Pick out all lines in the listing holding the string "delgado" and copy them.

----------------------------------------

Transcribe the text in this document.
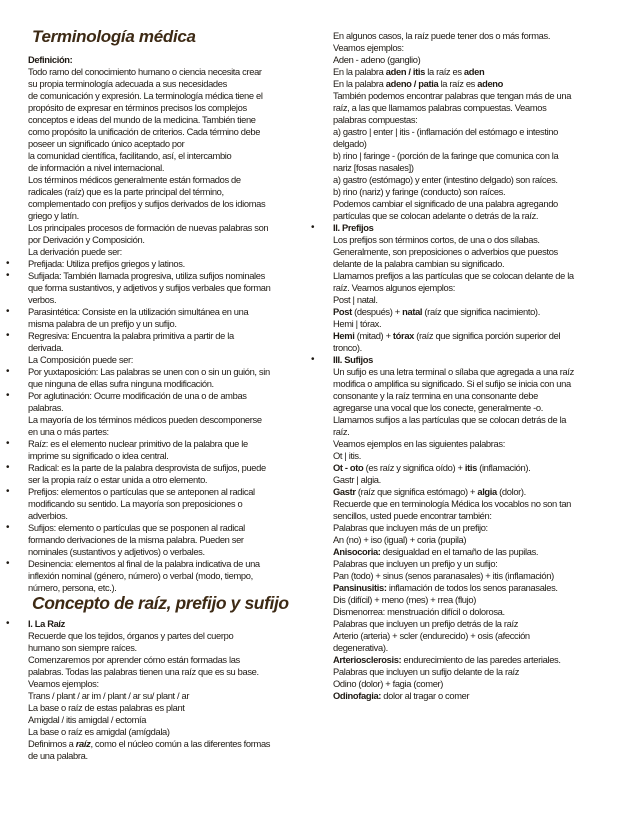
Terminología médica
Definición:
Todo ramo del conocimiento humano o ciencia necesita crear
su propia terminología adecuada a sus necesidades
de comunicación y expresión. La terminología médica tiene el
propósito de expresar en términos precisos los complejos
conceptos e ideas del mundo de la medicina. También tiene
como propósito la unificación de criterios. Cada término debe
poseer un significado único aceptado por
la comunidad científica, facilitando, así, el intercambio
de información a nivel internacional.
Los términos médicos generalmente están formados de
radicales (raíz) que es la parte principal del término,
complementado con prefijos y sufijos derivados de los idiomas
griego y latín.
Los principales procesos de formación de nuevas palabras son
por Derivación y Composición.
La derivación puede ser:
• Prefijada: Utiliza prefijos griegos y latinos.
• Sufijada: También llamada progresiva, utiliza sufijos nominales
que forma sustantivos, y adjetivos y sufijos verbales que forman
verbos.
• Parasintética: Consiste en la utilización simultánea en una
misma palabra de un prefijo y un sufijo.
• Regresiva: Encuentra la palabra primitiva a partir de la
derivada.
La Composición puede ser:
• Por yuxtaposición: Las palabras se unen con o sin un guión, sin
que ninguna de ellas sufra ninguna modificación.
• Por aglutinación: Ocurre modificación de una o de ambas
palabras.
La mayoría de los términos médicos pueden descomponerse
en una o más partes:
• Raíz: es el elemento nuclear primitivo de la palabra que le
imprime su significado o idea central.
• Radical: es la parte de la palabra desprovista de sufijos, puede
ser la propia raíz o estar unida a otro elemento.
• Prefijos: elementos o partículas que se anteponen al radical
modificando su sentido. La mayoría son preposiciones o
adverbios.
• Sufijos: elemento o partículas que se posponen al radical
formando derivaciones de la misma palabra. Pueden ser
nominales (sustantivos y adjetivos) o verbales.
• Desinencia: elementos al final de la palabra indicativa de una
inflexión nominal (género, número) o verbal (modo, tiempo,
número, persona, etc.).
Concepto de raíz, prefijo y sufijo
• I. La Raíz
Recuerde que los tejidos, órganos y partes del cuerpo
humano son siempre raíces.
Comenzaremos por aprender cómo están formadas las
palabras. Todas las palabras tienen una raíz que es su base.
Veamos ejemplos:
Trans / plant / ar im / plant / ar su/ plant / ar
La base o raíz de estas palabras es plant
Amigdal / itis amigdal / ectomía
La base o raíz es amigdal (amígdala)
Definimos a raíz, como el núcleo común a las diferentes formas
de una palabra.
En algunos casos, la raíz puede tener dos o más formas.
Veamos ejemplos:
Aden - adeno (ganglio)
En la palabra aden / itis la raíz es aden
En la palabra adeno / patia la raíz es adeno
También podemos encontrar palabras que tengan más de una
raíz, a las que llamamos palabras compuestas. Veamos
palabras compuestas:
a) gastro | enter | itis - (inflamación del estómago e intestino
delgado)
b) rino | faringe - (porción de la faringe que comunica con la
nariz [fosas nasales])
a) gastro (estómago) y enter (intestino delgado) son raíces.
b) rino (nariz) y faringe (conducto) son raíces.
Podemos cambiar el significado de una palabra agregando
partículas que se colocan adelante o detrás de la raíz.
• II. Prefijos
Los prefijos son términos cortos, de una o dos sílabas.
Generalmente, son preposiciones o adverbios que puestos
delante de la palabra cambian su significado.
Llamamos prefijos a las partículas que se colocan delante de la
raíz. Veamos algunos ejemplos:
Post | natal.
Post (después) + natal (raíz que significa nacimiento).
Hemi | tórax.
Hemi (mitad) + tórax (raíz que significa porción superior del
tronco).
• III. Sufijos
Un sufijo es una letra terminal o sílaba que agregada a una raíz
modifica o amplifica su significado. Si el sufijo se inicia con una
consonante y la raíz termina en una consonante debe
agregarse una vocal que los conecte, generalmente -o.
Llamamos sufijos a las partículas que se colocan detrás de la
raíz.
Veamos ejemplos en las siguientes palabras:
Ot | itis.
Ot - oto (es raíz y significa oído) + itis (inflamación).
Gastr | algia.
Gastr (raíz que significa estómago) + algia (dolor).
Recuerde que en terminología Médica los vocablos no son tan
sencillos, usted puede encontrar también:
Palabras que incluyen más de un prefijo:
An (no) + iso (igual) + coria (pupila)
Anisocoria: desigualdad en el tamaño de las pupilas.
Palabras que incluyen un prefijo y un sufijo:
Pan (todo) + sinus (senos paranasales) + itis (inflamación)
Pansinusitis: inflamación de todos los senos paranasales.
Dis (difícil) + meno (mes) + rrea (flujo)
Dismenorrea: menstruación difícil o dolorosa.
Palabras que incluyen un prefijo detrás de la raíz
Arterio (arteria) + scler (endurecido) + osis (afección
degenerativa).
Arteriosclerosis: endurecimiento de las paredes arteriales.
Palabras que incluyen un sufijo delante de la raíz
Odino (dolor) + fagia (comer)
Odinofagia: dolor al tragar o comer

----------------------------------------

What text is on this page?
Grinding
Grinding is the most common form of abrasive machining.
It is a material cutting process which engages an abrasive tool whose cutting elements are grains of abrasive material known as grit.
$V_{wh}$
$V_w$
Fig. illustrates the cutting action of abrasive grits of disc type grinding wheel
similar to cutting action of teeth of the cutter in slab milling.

----------------------------------------

--- THE RESULT ---
delgado)
a) gastro (estómago) y enter (intestino delgado) son raíces.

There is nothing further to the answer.